Request
Read the records and write them out again exactly.

BEGIN Records to use

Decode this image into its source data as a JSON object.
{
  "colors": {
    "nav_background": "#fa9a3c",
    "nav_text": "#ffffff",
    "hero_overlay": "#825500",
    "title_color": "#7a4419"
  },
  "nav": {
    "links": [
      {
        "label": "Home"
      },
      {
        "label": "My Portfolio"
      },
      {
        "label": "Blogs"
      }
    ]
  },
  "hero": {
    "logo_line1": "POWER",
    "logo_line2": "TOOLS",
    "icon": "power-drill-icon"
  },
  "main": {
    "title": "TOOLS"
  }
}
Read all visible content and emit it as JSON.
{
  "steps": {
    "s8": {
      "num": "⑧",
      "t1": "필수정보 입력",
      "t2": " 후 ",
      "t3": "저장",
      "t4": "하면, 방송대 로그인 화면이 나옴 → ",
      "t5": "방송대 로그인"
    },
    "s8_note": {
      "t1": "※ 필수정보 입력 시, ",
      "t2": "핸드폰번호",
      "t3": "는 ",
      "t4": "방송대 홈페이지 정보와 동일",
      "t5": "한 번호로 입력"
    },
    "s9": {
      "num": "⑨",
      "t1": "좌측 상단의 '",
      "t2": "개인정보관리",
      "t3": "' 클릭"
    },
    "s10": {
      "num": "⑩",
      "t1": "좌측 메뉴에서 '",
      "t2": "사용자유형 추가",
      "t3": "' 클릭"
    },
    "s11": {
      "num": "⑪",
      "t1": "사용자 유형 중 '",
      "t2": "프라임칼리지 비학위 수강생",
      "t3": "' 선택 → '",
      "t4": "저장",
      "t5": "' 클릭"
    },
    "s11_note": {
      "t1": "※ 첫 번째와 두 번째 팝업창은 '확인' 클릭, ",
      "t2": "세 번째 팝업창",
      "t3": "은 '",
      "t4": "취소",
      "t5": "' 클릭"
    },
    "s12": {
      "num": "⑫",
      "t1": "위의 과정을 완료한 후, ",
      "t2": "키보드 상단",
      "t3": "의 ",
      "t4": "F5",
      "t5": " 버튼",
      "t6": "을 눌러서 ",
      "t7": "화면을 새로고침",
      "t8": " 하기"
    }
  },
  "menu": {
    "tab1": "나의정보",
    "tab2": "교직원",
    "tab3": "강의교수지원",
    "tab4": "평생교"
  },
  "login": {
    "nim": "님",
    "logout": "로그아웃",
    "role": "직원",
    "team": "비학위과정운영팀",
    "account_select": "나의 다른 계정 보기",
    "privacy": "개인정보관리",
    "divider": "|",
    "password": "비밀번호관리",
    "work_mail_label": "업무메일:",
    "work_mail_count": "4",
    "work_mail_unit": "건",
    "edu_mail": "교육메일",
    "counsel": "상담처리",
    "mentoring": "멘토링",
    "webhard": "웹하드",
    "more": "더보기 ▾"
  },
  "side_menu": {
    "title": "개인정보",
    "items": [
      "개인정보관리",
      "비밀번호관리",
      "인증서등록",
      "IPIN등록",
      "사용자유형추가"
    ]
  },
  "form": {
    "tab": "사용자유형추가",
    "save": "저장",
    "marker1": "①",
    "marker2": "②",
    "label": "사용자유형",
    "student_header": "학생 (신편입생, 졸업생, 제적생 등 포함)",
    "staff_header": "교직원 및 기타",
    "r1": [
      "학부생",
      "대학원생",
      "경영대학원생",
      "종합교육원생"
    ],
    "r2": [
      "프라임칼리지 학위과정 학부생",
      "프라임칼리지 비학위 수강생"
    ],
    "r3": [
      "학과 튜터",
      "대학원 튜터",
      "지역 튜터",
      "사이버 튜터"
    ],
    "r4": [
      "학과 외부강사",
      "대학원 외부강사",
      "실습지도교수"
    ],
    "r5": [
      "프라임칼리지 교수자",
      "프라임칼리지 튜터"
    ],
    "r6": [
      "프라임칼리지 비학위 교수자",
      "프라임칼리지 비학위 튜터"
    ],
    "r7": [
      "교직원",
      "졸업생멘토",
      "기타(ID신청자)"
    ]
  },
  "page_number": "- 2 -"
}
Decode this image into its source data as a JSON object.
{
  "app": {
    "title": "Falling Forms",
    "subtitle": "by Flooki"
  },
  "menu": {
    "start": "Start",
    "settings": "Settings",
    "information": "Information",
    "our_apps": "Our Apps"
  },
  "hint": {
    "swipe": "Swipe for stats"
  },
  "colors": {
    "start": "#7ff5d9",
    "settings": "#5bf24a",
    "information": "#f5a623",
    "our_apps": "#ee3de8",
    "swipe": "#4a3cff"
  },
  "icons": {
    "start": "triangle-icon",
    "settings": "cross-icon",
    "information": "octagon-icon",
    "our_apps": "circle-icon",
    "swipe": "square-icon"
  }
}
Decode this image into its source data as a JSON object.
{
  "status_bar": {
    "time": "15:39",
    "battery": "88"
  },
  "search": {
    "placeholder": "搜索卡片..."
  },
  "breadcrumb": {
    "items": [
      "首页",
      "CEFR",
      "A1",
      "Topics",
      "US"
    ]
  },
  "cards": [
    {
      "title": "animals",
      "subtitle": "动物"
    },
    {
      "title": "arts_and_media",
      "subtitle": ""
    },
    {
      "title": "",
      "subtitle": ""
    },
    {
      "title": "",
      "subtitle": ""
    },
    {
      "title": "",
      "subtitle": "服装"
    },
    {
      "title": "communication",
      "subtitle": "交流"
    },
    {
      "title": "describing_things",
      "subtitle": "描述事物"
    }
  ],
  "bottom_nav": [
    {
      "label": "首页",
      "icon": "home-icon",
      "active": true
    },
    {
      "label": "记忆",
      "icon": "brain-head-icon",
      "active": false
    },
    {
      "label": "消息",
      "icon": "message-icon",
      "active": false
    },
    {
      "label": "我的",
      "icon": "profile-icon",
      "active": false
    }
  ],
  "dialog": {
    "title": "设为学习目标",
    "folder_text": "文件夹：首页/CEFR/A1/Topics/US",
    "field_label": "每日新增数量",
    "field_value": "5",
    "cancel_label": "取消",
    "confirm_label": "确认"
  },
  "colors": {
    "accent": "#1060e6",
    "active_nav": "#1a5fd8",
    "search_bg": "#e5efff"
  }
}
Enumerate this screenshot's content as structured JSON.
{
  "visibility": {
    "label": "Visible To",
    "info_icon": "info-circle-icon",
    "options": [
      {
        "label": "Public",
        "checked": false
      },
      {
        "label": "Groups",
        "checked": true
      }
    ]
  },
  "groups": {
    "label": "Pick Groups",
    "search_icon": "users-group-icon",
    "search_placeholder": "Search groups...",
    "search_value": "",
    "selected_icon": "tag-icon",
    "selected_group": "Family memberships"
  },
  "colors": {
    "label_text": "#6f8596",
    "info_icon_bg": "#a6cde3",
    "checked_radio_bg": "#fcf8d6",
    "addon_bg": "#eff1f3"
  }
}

END Records to use

Exercise output
Decode this image into its source data as a JSON object.
{
  "colors": {
    "nav_background": "#fa9a3c",
    "nav_text": "#ffffff",
    "hero_overlay": "#825500",
    "title_color": "#7a4419"
  },
  "nav": {
    "links": [
      {
        "label": "Home"
      },
      {
        "label": "My Portfolio"
      },
      {
        "label": "Blogs"
      }
    ]
  },
  "hero": {
    "logo_line1": "POWER",
    "logo_line2": "TOOLS",
    "icon": "power-drill-icon"
  },
  "main": {
    "title": "TOOLS"
  }
}
Read all visible content and emit it as JSON.
{
  "steps": {
    "s8": {
      "num": "⑧",
      "t1": "필수정보 입력",
      "t2": " 후 ",
      "t3": "저장",
      "t4": "하면, 방송대 로그인 화면이 나옴 → ",
      "t5": "방송대 로그인"
    },
    "s8_note": {
      "t1": "※ 필수정보 입력 시, ",
      "t2": "핸드폰번호",
      "t3": "는 ",
      "t4": "방송대 홈페이지 정보와 동일",
      "t5": "한 번호로 입력"
    },
    "s9": {
      "num": "⑨",
      "t1": "좌측 상단의 '",
      "t2": "개인정보관리",
      "t3": "' 클릭"
    },
    "s10": {
      "num": "⑩",
      "t1": "좌측 메뉴에서 '",
      "t2": "사용자유형 추가",
      "t3": "' 클릭"
    },
    "s11": {
      "num": "⑪",
      "t1": "사용자 유형 중 '",
      "t2": "프라임칼리지 비학위 수강생",
      "t3": "' 선택 → '",
      "t4": "저장",
      "t5": "' 클릭"
    },
    "s11_note": {
      "t1": "※ 첫 번째와 두 번째 팝업창은 '확인' 클릭, ",
      "t2": "세 번째 팝업창",
      "t3": "은 '",
      "t4": "취소",
      "t5": "' 클릭"
    },
    "s12": {
      "num": "⑫",
      "t1": "위의 과정을 완료한 후, ",
      "t2": "키보드 상단",
      "t3": "의 ",
      "t4": "F5",
      "t5": " 버튼",
      "t6": "을 눌러서 ",
      "t7": "화면을 새로고침",
      "t8": " 하기"
    }
  },
  "menu": {
    "tab1": "나의정보",
    "tab2": "교직원",
    "tab3": "강의교수지원",
    "tab4": "평생교"
  },
  "login": {
    "nim": "님",
    "logout": "로그아웃",
    "role": "직원",
    "team": "비학위과정운영팀",
    "account_select": "나의 다른 계정 보기",
    "privacy": "개인정보관리",
    "divider": "|",
    "password": "비밀번호관리",
    "work_mail_label": "업무메일:",
    "work_mail_count": "4",
    "work_mail_unit": "건",
    "edu_mail": "교육메일",
    "counsel": "상담처리",
    "mentoring": "멘토링",
    "webhard": "웹하드",
    "more": "더보기 ▾"
  },
  "side_menu": {
    "title": "개인정보",
    "items": [
      "개인정보관리",
      "비밀번호관리",
      "인증서등록",
      "IPIN등록",
      "사용자유형추가"
    ]
  },
  "form": {
    "tab": "사용자유형추가",
    "save": "저장",
    "marker1": "①",
    "marker2": "②",
    "label": "사용자유형",
    "student_header": "학생 (신편입생, 졸업생, 제적생 등 포함)",
    "staff_header": "교직원 및 기타",
    "r1": [
      "학부생",
      "대학원생",
      "경영대학원생",
      "종합교육원생"
    ],
    "r2": [
      "프라임칼리지 학위과정 학부생",
      "프라임칼리지 비학위 수강생"
    ],
    "r3": [
      "학과 튜터",
      "대학원 튜터",
      "지역 튜터",
      "사이버 튜터"
    ],
    "r4": [
      "학과 외부강사",
      "대학원 외부강사",
      "실습지도교수"
    ],
    "r5": [
      "프라임칼리지 교수자",
      "프라임칼리지 튜터"
    ],
    "r6": [
      "프라임칼리지 비학위 교수자",
      "프라임칼리지 비학위 튜터"
    ],
    "r7": [
      "교직원",
      "졸업생멘토",
      "기타(ID신청자)"
    ]
  },
  "page_number": "- 2 -"
}
Decode this image into its source data as a JSON object.
{
  "app": {
    "title": "Falling Forms",
    "subtitle": "by Flooki"
  },
  "menu": {
    "start": "Start",
    "settings": "Settings",
    "information": "Information",
    "our_apps": "Our Apps"
  },
  "hint": {
    "swipe": "Swipe for stats"
  },
  "colors": {
    "start": "#7ff5d9",
    "settings": "#5bf24a",
    "information": "#f5a623",
    "our_apps": "#ee3de8",
    "swipe": "#4a3cff"
  },
  "icons": {
    "start": "triangle-icon",
    "settings": "cross-icon",
    "information": "octagon-icon",
    "our_apps": "circle-icon",
    "swipe": "square-icon"
  }
}
Decode this image into its source data as a JSON object.
{
  "status_bar": {
    "time": "15:39",
    "battery": "88"
  },
  "search": {
    "placeholder": "搜索卡片..."
  },
  "breadcrumb": {
    "items": [
      "首页",
      "CEFR",
      "A1",
      "Topics",
      "US"
    ]
  },
  "cards": [
    {
      "title": "animals",
      "subtitle": "动物"
    },
    {
      "title": "arts_and_media",
      "subtitle": ""
    },
    {
      "title": "",
      "subtitle": ""
    },
    {
      "title": "",
      "subtitle": ""
    },
    {
      "title": "",
      "subtitle": "服装"
    },
    {
      "title": "communication",
      "subtitle": "交流"
    },
    {
      "title": "describing_things",
      "subtitle": "描述事物"
    }
  ],
  "bottom_nav": [
    {
      "label": "首页",
      "icon": "home-icon",
      "active": true
    },
    {
      "label": "记忆",
      "icon": "brain-head-icon",
      "active": false
    },
    {
      "label": "消息",
      "icon": "message-icon",
      "active": false
    },
    {
      "label": "我的",
      "icon": "profile-icon",
      "active": false
    }
  ],
  "dialog": {
    "title": "设为学习目标",
    "folder_text": "文件夹：首页/CEFR/A1/Topics/US",
    "field_label": "每日新增数量",
    "field_value": "5",
    "cancel_label": "取消",
    "confirm_label": "确认"
  },
  "colors": {
    "accent": "#1060e6",
    "active_nav": "#1a5fd8",
    "search_bg": "#e5efff"
  }
}
Enumerate this screenshot's content as structured JSON.
{
  "visibility": {
    "label": "Visible To",
    "info_icon": "info-circle-icon",
    "options": [
      {
        "label": "Public",
        "checked": false
      },
      {
        "label": "Groups",
        "checked": true
      }
    ]
  },
  "groups": {
    "label": "Pick Groups",
    "search_icon": "users-group-icon",
    "search_placeholder": "Search groups...",
    "search_value": "",
    "selected_icon": "tag-icon",
    "selected_group": "Family memberships"
  },
  "colors": {
    "label_text": "#6f8596",
    "info_icon_bg": "#a6cde3",
    "checked_radio_bg": "#fcf8d6",
    "addon_bg": "#eff1f3"
  }
}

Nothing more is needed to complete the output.